▼
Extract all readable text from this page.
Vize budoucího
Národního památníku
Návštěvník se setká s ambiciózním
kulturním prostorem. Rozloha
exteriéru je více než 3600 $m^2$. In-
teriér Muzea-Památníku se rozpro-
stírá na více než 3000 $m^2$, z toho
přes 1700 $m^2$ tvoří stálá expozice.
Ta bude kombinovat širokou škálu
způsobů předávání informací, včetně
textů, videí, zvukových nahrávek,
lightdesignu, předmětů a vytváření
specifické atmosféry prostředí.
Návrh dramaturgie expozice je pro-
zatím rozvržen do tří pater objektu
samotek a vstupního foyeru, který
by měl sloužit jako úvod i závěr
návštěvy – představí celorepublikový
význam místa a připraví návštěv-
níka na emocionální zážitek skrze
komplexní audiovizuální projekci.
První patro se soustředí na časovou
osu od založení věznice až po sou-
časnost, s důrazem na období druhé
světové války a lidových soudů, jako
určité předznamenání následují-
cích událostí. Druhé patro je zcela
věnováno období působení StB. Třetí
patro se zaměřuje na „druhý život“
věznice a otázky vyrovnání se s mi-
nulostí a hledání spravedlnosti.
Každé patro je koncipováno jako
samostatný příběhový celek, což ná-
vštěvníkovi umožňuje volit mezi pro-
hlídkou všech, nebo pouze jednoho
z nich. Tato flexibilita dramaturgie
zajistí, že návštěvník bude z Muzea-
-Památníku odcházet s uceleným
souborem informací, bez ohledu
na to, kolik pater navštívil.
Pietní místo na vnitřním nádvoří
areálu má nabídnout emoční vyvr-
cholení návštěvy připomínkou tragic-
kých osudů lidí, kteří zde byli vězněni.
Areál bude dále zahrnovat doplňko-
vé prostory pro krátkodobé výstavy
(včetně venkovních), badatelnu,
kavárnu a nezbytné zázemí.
▲
Requirements
Repeat all of the records above exactly as written.

Task response
Extract all readable text from this page.
Vize budoucího
Národního památníku
Návštěvník se setká s ambiciózním
kulturním prostorem. Rozloha
exteriéru je více než 3600 $m^2$. In-
teriér Muzea-Památníku se rozpro-
stírá na více než 3000 $m^2$, z toho
přes 1700 $m^2$ tvoří stálá expozice.
Ta bude kombinovat širokou škálu
způsobů předávání informací, včetně
textů, videí, zvukových nahrávek,
lightdesignu, předmětů a vytváření
specifické atmosféry prostředí.
Návrh dramaturgie expozice je pro-
zatím rozvržen do tří pater objektu
samotek a vstupního foyeru, který
by měl sloužit jako úvod i závěr
návštěvy – představí celorepublikový
význam místa a připraví návštěv-
níka na emocionální zážitek skrze
komplexní audiovizuální projekci.
První patro se soustředí na časovou
osu od založení věznice až po sou-
časnost, s důrazem na období druhé
světové války a lidových soudů, jako
určité předznamenání následují-
cích událostí. Druhé patro je zcela
věnováno období působení StB. Třetí
patro se zaměřuje na „druhý život“
věznice a otázky vyrovnání se s mi-
nulostí a hledání spravedlnosti.
Každé patro je koncipováno jako
samostatný příběhový celek, což ná-
vštěvníkovi umožňuje volit mezi pro-
hlídkou všech, nebo pouze jednoho
z nich. Tato flexibilita dramaturgie
zajistí, že návštěvník bude z Muzea-
-Památníku odcházet s uceleným
souborem informací, bez ohledu
na to, kolik pater navštívil.
Pietní místo na vnitřním nádvoří
areálu má nabídnout emoční vyvr-
cholení návštěvy připomínkou tragic-
kých osudů lidí, kteří zde byli vězněni.
Areál bude dále zahrnovat doplňko-
vé prostory pro krátkodobé výstavy
(včetně venkovních), badatelnu,
kavárnu a nezbytné zázemí.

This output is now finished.